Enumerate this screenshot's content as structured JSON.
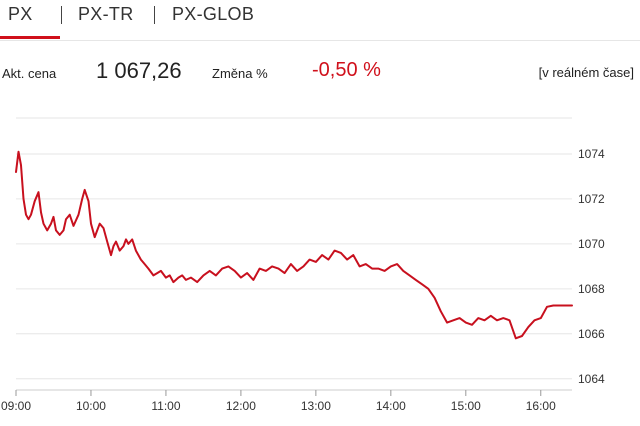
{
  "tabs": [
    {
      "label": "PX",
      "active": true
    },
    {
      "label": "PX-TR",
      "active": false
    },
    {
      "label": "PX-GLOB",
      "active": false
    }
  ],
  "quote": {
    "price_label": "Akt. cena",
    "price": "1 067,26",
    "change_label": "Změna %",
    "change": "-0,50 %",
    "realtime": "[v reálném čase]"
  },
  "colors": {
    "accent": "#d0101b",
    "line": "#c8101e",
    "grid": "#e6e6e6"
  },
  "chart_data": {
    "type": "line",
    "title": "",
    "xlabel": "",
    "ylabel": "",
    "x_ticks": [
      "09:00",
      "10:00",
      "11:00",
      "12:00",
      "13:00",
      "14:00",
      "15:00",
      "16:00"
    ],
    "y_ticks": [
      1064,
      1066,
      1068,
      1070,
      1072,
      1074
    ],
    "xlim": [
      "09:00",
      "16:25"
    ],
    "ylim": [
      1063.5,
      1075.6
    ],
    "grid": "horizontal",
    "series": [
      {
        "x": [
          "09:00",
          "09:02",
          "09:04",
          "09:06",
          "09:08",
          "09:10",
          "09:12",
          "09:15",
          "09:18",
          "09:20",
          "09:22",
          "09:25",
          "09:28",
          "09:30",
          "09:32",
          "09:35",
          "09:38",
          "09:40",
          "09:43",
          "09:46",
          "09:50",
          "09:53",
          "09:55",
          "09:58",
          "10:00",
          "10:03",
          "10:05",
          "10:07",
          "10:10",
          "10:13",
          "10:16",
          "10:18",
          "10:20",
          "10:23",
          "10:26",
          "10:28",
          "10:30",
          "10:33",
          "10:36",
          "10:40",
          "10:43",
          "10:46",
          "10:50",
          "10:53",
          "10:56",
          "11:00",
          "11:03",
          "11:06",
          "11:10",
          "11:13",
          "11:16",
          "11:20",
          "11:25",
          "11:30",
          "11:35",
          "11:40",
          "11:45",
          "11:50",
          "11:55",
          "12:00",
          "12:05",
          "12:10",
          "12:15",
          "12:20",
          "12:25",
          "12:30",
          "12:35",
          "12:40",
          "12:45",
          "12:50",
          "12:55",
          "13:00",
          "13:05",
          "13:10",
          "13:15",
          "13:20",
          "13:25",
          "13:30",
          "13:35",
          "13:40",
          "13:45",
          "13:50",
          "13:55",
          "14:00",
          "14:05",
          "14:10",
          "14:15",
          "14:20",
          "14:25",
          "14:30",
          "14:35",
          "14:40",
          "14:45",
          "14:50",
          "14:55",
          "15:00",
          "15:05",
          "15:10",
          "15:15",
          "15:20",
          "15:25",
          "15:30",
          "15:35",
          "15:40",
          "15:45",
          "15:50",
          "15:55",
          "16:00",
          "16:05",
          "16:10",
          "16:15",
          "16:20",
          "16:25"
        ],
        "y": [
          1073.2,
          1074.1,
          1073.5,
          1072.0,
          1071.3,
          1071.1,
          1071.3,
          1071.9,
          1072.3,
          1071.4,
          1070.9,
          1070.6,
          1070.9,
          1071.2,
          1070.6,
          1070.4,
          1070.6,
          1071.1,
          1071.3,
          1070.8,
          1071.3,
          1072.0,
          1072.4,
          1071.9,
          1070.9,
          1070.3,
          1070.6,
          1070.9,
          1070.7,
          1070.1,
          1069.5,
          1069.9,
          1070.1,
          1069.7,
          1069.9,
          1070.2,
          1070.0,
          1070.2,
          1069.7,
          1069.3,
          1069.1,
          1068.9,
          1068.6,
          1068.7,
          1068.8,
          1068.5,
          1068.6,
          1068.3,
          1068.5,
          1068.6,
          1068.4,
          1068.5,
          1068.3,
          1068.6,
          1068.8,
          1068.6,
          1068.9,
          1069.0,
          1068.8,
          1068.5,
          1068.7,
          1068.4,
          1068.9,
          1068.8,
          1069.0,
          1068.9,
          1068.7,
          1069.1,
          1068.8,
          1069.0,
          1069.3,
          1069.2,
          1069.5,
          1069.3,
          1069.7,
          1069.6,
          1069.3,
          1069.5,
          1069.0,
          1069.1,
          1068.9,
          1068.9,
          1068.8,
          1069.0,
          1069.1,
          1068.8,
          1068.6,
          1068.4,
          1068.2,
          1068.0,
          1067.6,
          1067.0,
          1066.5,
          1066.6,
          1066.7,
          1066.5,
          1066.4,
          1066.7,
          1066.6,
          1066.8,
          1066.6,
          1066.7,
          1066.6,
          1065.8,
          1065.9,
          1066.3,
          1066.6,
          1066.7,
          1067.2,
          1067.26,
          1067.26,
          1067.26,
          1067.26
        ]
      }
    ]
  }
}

━━━━━━━━

PROBLEM DETAILS -
Retype each entry precisely. Skip images entirely.

THE SOLUTION -
Enumerate this screenshot's content as structured JSON.
{
  "tabs": [
    {
      "label": "PX",
      "active": true
    },
    {
      "label": "PX-TR",
      "active": false
    },
    {
      "label": "PX-GLOB",
      "active": false
    }
  ],
  "quote": {
    "price_label": "Akt. cena",
    "price": "1 067,26",
    "change_label": "Změna %",
    "change": "-0,50 %",
    "realtime": "[v reálném čase]"
  },
  "colors": {
    "accent": "#d0101b",
    "line": "#c8101e",
    "grid": "#e6e6e6"
  },
  "chart_data": {
    "type": "line",
    "title": "",
    "xlabel": "",
    "ylabel": "",
    "x_ticks": [
      "09:00",
      "10:00",
      "11:00",
      "12:00",
      "13:00",
      "14:00",
      "15:00",
      "16:00"
    ],
    "y_ticks": [
      1064,
      1066,
      1068,
      1070,
      1072,
      1074
    ],
    "xlim": [
      "09:00",
      "16:25"
    ],
    "ylim": [
      1063.5,
      1075.6
    ],
    "grid": "horizontal",
    "series": [
      {
        "x": [
          "09:00",
          "09:02",
          "09:04",
          "09:06",
          "09:08",
          "09:10",
          "09:12",
          "09:15",
          "09:18",
          "09:20",
          "09:22",
          "09:25",
          "09:28",
          "09:30",
          "09:32",
          "09:35",
          "09:38",
          "09:40",
          "09:43",
          "09:46",
          "09:50",
          "09:53",
          "09:55",
          "09:58",
          "10:00",
          "10:03",
          "10:05",
          "10:07",
          "10:10",
          "10:13",
          "10:16",
          "10:18",
          "10:20",
          "10:23",
          "10:26",
          "10:28",
          "10:30",
          "10:33",
          "10:36",
          "10:40",
          "10:43",
          "10:46",
          "10:50",
          "10:53",
          "10:56",
          "11:00",
          "11:03",
          "11:06",
          "11:10",
          "11:13",
          "11:16",
          "11:20",
          "11:25",
          "11:30",
          "11:35",
          "11:40",
          "11:45",
          "11:50",
          "11:55",
          "12:00",
          "12:05",
          "12:10",
          "12:15",
          "12:20",
          "12:25",
          "12:30",
          "12:35",
          "12:40",
          "12:45",
          "12:50",
          "12:55",
          "13:00",
          "13:05",
          "13:10",
          "13:15",
          "13:20",
          "13:25",
          "13:30",
          "13:35",
          "13:40",
          "13:45",
          "13:50",
          "13:55",
          "14:00",
          "14:05",
          "14:10",
          "14:15",
          "14:20",
          "14:25",
          "14:30",
          "14:35",
          "14:40",
          "14:45",
          "14:50",
          "14:55",
          "15:00",
          "15:05",
          "15:10",
          "15:15",
          "15:20",
          "15:25",
          "15:30",
          "15:35",
          "15:40",
          "15:45",
          "15:50",
          "15:55",
          "16:00",
          "16:05",
          "16:10",
          "16:15",
          "16:20",
          "16:25"
        ],
        "y": [
          1073.2,
          1074.1,
          1073.5,
          1072.0,
          1071.3,
          1071.1,
          1071.3,
          1071.9,
          1072.3,
          1071.4,
          1070.9,
          1070.6,
          1070.9,
          1071.2,
          1070.6,
          1070.4,
          1070.6,
          1071.1,
          1071.3,
          1070.8,
          1071.3,
          1072.0,
          1072.4,
          1071.9,
          1070.9,
          1070.3,
          1070.6,
          1070.9,
          1070.7,
          1070.1,
          1069.5,
          1069.9,
          1070.1,
          1069.7,
          1069.9,
          1070.2,
          1070.0,
          1070.2,
          1069.7,
          1069.3,
          1069.1,
          1068.9,
          1068.6,
          1068.7,
          1068.8,
          1068.5,
          1068.6,
          1068.3,
          1068.5,
          1068.6,
          1068.4,
          1068.5,
          1068.3,
          1068.6,
          1068.8,
          1068.6,
          1068.9,
          1069.0,
          1068.8,
          1068.5,
          1068.7,
          1068.4,
          1068.9,
          1068.8,
          1069.0,
          1068.9,
          1068.7,
          1069.1,
          1068.8,
          1069.0,
          1069.3,
          1069.2,
          1069.5,
          1069.3,
          1069.7,
          1069.6,
          1069.3,
          1069.5,
          1069.0,
          1069.1,
          1068.9,
          1068.9,
          1068.8,
          1069.0,
          1069.1,
          1068.8,
          1068.6,
          1068.4,
          1068.2,
          1068.0,
          1067.6,
          1067.0,
          1066.5,
          1066.6,
          1066.7,
          1066.5,
          1066.4,
          1066.7,
          1066.6,
          1066.8,
          1066.6,
          1066.7,
          1066.6,
          1065.8,
          1065.9,
          1066.3,
          1066.6,
          1066.7,
          1067.2,
          1067.26,
          1067.26,
          1067.26,
          1067.26
        ]
      }
    ]
  }
}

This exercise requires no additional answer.